%%

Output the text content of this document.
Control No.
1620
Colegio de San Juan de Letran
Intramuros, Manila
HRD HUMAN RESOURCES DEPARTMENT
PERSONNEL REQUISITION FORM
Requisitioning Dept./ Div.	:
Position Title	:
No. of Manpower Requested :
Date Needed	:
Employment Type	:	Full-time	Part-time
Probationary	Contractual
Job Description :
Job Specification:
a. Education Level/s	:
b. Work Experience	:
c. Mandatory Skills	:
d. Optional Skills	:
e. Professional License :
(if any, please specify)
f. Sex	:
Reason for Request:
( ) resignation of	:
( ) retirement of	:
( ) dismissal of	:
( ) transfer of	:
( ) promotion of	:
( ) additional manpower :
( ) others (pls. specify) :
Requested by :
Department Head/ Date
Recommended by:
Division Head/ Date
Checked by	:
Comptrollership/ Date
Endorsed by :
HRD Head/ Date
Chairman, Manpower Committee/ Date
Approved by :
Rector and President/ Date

%%
%%

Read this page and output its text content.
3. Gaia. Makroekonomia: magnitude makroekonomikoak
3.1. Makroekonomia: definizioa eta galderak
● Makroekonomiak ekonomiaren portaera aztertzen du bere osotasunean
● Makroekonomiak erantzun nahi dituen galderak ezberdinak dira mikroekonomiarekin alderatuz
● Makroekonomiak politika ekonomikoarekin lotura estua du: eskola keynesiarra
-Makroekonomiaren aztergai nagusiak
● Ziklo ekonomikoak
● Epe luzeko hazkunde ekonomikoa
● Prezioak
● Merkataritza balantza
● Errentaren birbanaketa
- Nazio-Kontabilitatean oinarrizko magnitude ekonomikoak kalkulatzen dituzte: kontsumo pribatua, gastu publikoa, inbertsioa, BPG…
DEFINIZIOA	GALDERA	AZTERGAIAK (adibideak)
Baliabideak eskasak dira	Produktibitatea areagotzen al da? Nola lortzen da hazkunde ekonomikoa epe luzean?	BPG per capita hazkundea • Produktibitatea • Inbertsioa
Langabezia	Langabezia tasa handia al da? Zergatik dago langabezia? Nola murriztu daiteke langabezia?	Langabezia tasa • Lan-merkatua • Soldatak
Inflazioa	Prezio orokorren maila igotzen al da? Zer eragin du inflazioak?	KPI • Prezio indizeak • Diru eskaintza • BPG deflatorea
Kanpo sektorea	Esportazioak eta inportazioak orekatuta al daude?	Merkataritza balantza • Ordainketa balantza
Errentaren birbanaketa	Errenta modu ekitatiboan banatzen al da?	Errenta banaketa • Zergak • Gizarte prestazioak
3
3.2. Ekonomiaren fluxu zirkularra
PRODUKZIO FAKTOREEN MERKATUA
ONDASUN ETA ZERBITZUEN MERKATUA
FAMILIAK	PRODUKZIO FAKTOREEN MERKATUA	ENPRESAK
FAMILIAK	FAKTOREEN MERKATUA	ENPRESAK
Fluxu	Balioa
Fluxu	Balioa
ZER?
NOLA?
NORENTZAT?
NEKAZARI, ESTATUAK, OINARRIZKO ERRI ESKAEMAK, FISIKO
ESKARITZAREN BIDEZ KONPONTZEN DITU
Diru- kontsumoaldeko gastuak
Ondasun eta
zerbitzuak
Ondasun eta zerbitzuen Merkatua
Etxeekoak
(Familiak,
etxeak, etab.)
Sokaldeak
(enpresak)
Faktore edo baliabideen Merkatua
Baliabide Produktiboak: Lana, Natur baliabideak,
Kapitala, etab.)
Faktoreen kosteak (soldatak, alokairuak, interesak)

%%
%%

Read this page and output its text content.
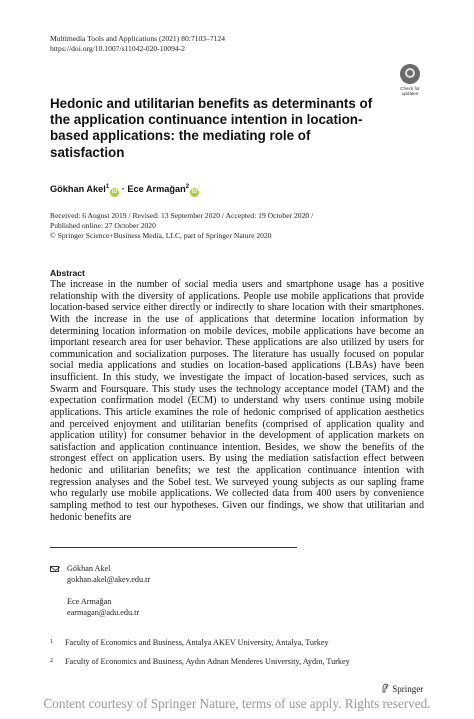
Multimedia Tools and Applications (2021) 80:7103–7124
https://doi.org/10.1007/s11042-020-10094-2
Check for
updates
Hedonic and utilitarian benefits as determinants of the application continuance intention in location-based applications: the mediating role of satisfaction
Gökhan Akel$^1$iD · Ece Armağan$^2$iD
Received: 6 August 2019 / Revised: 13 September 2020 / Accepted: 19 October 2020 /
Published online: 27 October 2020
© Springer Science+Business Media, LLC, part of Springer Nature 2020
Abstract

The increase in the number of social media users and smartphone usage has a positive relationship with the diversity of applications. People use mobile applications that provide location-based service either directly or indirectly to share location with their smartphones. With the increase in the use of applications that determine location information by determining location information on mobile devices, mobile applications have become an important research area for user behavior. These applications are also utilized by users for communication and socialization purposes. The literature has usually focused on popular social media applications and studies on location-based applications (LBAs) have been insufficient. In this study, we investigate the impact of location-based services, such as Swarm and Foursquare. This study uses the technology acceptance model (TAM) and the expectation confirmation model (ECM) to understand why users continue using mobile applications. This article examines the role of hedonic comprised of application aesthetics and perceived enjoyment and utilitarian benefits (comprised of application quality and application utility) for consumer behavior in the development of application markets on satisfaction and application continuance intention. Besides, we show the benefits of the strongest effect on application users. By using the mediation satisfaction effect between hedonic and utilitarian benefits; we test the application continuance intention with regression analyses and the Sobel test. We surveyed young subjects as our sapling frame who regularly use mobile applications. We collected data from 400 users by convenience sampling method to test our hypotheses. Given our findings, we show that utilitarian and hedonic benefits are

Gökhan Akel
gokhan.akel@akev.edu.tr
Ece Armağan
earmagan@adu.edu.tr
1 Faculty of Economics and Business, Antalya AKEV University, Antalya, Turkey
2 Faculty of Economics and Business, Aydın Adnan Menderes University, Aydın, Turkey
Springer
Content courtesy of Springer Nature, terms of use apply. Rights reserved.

%%

Copy every line of the entries above in which "PRODUKZIO" occurs.

PRODUKZIO FAKTOREEN MERKATUA
FAMILIAK	PRODUKZIO FAKTOREEN MERKATUA	ENPRESAK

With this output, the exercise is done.